#### [Written exercise]
Each line of the listing must be transcribed exactly, except for the images, which should be excluded.

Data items
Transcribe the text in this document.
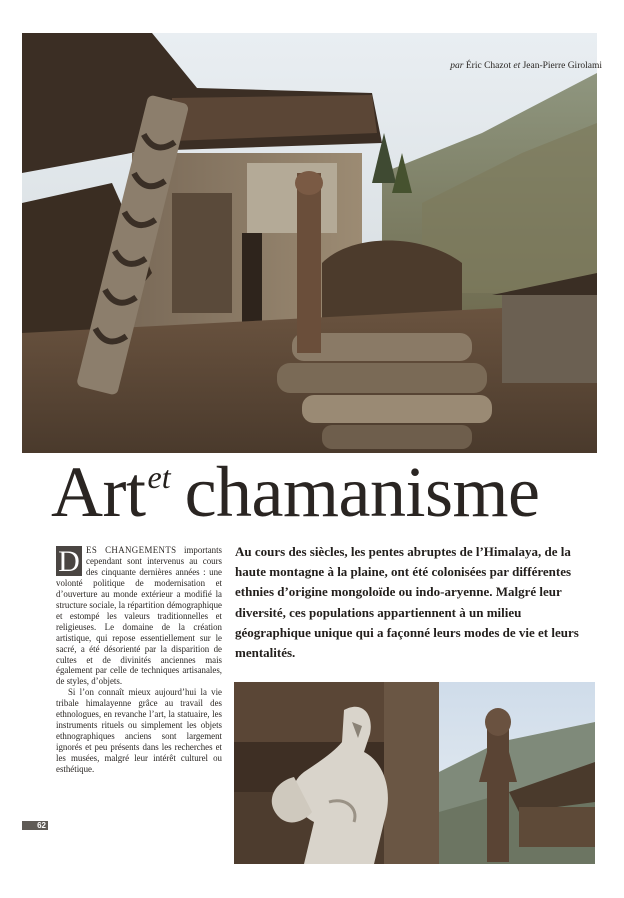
par Éric Chazot et Jean-Pierre Girolami
Artet chamanisme

D ES CHANGEMENTS importants cependant sont intervenus au cours des cinquante dernières années : une volonté politique de modernisation et d’ouverture au monde extérieur a modifié la structure sociale, la répartition démographique et estompé les valeurs traditionnelles et religieuses. Le domaine de la création artistique, qui repose essentiellement sur le sacré, a été désorienté par la disparition de cultes et de divinités anciennes mais également par celle de techniques artisanales, de styles, d’objets.

Si l’on connaît mieux aujourd’hui la vie tribale himalayenne grâce au travail des ethnologues, en revanche l’art, la statuaire, les instruments rituels ou simplement les objets ethnographiques anciens sont largement ignorés et peu présents dans les recherches et les musées, malgré leur intérêt culturel ou esthétique.

62
Au cours des siècles, les pentes abruptes de l’Himalaya, de la haute montagne à la plaine, ont été colonisées par différentes ethnies d’origine mongoloïde ou indo-aryenne. Malgré leur diversité, ces populations appartiennent à un milieu géographique unique qui a façonné leurs modes de vie et leurs mentalités.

#### [Reply to the exercise]
Transcribe the text in this document.
par Éric Chazot et Jean-Pierre Girolami
Artet chamanisme

D ES CHANGEMENTS importants cependant sont intervenus au cours des cinquante dernières années : une volonté politique de modernisation et d’ouverture au monde extérieur a modifié la structure sociale, la répartition démographique et estompé les valeurs traditionnelles et religieuses. Le domaine de la création artistique, qui repose essentiellement sur le sacré, a été désorienté par la disparition de cultes et de divinités anciennes mais également par celle de techniques artisanales, de styles, d’objets.

Si l’on connaît mieux aujourd’hui la vie tribale himalayenne grâce au travail des ethnologues, en revanche l’art, la statuaire, les instruments rituels ou simplement les objets ethnographiques anciens sont largement ignorés et peu présents dans les recherches et les musées, malgré leur intérêt culturel ou esthétique.

62
Au cours des siècles, les pentes abruptes de l’Himalaya, de la haute montagne à la plaine, ont été colonisées par différentes ethnies d’origine mongoloïde ou indo-aryenne. Malgré leur diversité, ces populations appartiennent à un milieu géographique unique qui a façonné leurs modes de vie et leurs mentalités.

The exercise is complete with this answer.